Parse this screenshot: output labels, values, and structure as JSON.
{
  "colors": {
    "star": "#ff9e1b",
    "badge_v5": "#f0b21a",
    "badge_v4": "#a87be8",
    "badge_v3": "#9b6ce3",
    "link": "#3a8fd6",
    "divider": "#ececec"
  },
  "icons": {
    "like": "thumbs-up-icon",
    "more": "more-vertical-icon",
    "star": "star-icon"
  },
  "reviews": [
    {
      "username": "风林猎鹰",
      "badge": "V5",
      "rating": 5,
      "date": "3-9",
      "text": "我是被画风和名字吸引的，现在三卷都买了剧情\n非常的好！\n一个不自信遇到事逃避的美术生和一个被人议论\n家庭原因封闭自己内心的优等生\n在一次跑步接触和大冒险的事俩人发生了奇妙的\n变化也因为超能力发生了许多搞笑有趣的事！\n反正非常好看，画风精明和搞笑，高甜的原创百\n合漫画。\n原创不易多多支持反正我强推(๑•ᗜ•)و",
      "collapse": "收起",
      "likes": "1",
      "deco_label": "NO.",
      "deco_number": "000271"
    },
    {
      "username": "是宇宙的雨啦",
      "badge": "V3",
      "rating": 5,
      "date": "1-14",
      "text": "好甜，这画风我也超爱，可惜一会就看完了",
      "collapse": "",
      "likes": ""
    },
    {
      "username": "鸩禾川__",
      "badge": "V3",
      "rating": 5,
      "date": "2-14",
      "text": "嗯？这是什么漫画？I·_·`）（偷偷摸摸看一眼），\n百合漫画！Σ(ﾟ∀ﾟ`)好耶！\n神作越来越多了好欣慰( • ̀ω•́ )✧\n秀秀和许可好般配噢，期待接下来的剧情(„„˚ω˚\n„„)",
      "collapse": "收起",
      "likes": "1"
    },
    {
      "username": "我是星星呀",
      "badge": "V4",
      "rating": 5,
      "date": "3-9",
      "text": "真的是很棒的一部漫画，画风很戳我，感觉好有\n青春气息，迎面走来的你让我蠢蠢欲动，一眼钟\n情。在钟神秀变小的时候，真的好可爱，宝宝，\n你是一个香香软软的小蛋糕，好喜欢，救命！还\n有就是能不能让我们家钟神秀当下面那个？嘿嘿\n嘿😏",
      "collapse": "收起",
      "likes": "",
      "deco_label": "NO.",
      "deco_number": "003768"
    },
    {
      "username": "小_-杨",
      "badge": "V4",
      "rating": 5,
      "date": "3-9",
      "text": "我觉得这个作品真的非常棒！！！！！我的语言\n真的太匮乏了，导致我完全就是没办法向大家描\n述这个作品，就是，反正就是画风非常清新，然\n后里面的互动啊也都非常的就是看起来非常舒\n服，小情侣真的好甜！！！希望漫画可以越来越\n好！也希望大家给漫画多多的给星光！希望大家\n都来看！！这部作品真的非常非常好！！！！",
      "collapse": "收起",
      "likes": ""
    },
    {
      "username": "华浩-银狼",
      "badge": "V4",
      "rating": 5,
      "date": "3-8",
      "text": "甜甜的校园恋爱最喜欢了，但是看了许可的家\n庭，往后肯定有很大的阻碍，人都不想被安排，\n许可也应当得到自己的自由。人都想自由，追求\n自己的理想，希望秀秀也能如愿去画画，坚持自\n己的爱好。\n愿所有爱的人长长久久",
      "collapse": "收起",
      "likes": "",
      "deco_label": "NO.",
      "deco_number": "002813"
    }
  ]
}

■ WHAT YOU NEED TO DO
Count how many lines hold the string "text" and give that number alone.

■ ANSWER TO THIS PROBLEM
6